• [Aim of the task]:
Will you quote only the lines starting at the one that contains "OCR this image." and ending with the last line of the listing below, inclusive?

• [Provided material]:

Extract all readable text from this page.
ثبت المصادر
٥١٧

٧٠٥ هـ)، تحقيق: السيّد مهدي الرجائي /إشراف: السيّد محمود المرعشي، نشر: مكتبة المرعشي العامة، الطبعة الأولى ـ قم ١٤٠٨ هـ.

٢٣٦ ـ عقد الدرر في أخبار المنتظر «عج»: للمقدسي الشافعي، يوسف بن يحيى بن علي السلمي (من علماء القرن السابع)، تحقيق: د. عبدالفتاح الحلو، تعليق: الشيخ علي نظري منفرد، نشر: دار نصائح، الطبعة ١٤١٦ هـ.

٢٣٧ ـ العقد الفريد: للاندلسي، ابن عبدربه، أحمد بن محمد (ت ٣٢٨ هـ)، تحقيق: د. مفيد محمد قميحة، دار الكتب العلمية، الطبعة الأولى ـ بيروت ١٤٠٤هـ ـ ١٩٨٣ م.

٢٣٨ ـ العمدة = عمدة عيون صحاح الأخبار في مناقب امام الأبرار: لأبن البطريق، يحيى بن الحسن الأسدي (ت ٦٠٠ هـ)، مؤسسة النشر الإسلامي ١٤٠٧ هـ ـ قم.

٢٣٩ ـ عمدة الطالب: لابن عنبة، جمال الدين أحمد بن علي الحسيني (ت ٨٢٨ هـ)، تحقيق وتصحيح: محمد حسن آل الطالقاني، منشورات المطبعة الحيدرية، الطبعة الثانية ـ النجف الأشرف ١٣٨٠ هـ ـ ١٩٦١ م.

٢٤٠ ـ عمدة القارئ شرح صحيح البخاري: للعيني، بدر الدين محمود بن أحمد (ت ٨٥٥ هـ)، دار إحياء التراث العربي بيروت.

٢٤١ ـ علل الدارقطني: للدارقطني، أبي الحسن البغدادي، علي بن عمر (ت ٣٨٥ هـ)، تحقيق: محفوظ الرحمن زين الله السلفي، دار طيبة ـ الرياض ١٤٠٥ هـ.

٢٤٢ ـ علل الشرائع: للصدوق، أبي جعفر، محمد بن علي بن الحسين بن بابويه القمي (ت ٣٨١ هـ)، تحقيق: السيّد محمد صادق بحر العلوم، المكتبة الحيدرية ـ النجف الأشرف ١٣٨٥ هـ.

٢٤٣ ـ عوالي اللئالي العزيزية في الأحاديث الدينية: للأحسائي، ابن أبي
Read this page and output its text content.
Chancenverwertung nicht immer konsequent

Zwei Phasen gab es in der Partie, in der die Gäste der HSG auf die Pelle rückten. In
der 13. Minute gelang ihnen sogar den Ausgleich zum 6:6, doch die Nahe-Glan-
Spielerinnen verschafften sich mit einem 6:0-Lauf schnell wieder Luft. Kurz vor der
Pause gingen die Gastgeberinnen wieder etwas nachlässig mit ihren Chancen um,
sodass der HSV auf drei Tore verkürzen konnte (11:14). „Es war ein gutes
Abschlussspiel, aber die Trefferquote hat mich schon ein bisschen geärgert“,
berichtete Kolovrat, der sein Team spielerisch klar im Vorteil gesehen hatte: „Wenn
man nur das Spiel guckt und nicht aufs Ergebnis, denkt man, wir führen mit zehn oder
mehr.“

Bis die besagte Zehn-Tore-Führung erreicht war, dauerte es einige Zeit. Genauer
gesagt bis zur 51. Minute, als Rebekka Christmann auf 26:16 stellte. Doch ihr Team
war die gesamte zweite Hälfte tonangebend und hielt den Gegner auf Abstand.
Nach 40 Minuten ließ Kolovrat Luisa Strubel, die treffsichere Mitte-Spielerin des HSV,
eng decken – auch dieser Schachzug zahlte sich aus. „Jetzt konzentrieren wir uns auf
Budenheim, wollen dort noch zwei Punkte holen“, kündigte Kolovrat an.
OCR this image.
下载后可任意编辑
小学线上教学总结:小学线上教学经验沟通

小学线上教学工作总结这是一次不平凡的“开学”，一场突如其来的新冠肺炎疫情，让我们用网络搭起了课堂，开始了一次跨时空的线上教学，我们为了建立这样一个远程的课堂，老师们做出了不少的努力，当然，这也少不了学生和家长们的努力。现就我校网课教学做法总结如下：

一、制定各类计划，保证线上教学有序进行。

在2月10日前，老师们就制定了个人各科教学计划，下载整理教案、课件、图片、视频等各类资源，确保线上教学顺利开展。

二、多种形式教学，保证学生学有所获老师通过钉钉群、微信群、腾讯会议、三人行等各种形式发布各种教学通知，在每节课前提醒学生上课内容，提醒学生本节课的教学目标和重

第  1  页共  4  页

• [Response for this exercise]:
OCR this image.
下载后可任意编辑
小学线上教学总结:小学线上教学经验沟通

小学线上教学工作总结这是一次不平凡的“开学”，一场突如其来的新冠肺炎疫情，让我们用网络搭起了课堂，开始了一次跨时空的线上教学，我们为了建立这样一个远程的课堂，老师们做出了不少的努力，当然，这也少不了学生和家长们的努力。现就我校网课教学做法总结如下：

一、制定各类计划，保证线上教学有序进行。

在2月10日前，老师们就制定了个人各科教学计划，下载整理教案、课件、图片、视频等各类资源，确保线上教学顺利开展。

二、多种形式教学，保证学生学有所获老师通过钉钉群、微信群、腾讯会议、三人行等各种形式发布各种教学通知，在每节课前提醒学生上课内容，提醒学生本节课的教学目标和重

第  1  页共  4  页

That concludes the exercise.